Page extract:
· · · · · · ·

In this article, we will introduce the concepts of AWS Step Functions and understand its working with the help of an example.

Step Functions: Basic Concepts

Let us first understand some basic concepts of Step Functions.

State Machine, State, and Transitions

A state machine is a mathematical model of computation consisting of different states connected with transitions. AWS Step functions also implement a state machine to represent the orchestration logic. Each step of the orchestration is represented by a state in the state machine and connected to one or more states through transitions.

They are represented by a diagram to visualize the current state of a system as shown here:

State Machine

State machines contain at least one state. Transitions represent different events that allow the system to transition from one state to another state. They also have a start position from where the execution can start and one or more end positions where the execution can end.

Amazon State Language (ASL)

We define a state machine in JSON format in a structure known as the Amazon States Language (ASL). The state is the fundamental element in ASL. The fields of a state object vary depending on the type of the state but the fields: Type, Next, InputPath, and OutputPath are common in states of any type. A state object in ASL looks like this:

{
  "Type": "Task",
  "Next": "My next state",
  "InputPath": "$",
  "OutputPath": "$",
  "Comment": "My State"
}

In this state object, we have specified the type of state as Task and provided the name of the next state to execute as My next state. The fields: InputPath and OutputPath are filters for input and output data of the state which we will understand in a separate section.

The ASL contains a collection of state objects. It has the following mandatory fields:

  • States: This field contains a set of state objects. Each element of the set is a key-value pair with the name of the state as key and an associated state object as the value.
  • StartAt: This field contains the name of one of the state objects in the States collection from where the state machine will start execution.

Amazon States Language (ASL) also has optional fields:

  • Comment: Description of state machine
  • TimeoutSeconds: The maximum number of seconds an execution of the state machine can run beyond which the execution fails with an error.
  • Version: Version of the Amazon States Language used to define the state machine which is 1.0 by default.

An example of a state machine defined in ASL is shown below:

{
  "Comment": "Example State Machine",
  "StartAt": "state1",
  "States": {
    "state1": {...},
    "state2": {...},
    "state3": {...}
  }
}

This structure has the States field containing a collection of 3 state objects of names: state1, state2, and state3. The value of the field: StartAt is state1 which means that the state machine starts execution from the state named state1.

Types of State

States receive input, perform actions to produce some output, and pass the output to other states. States are of different types which determine the nature of the functions a state can perform. Some of the commonly used types are:

  1. Task: A state of type task represents a single unit of work performed by a state machine. All the work in a state machine is performed by tasks. The work is performed by using an activity or an AWS Lambda function, or by passing parameters to the API actions of other services.
  2. Parallel: State of type parallel is used to trigger multiple branches of execution.
  3. Map: We can dynamically iterate steps with a state of type map.
  4. Choice: We use this type of state as decision points within a state machine to choose among multiple branches of execution.

· · · · · · ·

The tasks:
1. Update the Step Functions article from "Let us first" through "State Language (ASL)", replacing "diagram" with "flowchart" throughout, starting at the first of those words and ending at the second.
2. Write what comes next in the AWS Step Functions article, picking up after its last sentence.

Data:
· · · · · · ·

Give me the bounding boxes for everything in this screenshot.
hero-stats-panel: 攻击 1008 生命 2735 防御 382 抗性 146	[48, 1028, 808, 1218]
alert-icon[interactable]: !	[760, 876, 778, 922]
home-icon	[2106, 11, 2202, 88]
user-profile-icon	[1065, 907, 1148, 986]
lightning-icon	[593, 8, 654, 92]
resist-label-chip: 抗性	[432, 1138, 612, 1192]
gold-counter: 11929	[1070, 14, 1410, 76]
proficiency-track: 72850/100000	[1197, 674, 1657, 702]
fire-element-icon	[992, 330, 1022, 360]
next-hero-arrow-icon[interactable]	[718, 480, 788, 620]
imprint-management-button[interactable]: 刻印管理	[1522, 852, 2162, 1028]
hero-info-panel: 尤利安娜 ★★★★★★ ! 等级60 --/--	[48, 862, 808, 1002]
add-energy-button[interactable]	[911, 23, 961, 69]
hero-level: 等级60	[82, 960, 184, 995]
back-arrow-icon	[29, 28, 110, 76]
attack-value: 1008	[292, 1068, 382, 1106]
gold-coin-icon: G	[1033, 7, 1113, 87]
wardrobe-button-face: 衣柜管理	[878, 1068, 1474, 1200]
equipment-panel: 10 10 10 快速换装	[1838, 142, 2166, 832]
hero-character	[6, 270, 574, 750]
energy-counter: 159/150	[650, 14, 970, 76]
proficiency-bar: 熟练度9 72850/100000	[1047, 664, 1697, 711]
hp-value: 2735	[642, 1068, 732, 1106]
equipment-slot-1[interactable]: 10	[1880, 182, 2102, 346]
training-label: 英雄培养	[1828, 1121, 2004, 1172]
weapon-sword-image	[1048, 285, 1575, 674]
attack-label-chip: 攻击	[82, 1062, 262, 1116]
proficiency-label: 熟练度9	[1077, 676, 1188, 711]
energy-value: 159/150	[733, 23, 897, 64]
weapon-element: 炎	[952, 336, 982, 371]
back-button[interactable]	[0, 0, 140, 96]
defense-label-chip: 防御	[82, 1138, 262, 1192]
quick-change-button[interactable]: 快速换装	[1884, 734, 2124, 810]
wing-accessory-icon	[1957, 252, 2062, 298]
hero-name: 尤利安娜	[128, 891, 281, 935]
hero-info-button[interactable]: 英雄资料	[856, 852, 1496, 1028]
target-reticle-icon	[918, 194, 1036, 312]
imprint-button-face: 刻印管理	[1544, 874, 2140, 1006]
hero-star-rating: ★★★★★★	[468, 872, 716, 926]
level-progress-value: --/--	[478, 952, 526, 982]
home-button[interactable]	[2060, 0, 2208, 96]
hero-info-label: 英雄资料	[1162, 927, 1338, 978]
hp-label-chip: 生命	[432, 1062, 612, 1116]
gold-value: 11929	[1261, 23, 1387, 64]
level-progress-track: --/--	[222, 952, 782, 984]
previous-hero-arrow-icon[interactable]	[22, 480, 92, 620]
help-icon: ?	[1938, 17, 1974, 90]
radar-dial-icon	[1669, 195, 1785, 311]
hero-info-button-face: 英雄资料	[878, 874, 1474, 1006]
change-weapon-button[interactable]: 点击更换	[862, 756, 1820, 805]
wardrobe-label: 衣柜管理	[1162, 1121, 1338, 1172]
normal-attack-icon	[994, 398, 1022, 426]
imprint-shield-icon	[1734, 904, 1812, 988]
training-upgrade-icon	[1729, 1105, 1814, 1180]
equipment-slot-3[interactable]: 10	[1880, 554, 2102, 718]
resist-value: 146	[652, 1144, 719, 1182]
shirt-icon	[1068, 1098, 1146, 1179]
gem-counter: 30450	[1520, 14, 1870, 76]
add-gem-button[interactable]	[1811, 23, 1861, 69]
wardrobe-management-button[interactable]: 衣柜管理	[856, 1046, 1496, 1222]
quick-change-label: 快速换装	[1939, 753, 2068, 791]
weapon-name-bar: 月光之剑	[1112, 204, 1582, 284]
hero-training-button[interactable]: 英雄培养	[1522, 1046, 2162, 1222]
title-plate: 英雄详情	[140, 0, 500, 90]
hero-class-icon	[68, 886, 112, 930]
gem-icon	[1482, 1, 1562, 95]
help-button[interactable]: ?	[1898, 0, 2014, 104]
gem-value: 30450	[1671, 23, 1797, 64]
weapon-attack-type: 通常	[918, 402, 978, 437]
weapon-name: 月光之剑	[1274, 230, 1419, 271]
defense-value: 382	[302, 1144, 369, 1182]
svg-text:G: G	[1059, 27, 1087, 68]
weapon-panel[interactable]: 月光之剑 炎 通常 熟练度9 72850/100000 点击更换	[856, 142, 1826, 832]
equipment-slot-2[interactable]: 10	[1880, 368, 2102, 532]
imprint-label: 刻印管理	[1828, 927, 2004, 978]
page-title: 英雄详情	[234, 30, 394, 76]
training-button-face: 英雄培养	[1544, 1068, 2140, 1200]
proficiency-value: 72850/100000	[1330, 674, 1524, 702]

· · · · · · ·

Outputs for the tasks:
1.
Let us first understand some basic concepts of Step Functions.

State Machine, State, and Transitions

A state machine is a mathematical model of computation consisting of different states connected with transitions. AWS Step functions also implement a state machine to represent the orchestration logic. Each step of the orchestration is represented by a state in the state machine and connected to one or more states through transitions.

They are represented by a flowchart to visualize the current state of a system as shown here:

State Machine

State machines contain at least one state. Transitions represent different events that allow the system to transition from one state to another state. They also have a start position from where the execution can start and one or more end positions where the execution can end.

Amazon State Language (ASL)

2.
  5. Fail or Succeed: We can stop the execution with a failure or success.

We also have mechanisms for transforming the inputs and the outputs with JSONpath expressions. The state machine executes one state after another till it has no more states to execute. We will understand these concepts further by implementing a sample checkout process of an e-commerce application with a state machine.

Types of State Machine: Standard vs Express

We can create two types of state machine. State machine executions differ based on the type. The type of state machine cannot be changed after the state machine is created.

  1. Standard: State machine of type: Standard should be used for long-running, durable, and auditable processes.
  2. Express: State machine of type: Express is used for high-volume, event-processing workloads such as IoT data ingestion, streaming data processing and transformation, and mobile application backends. They can run for up to five minutes.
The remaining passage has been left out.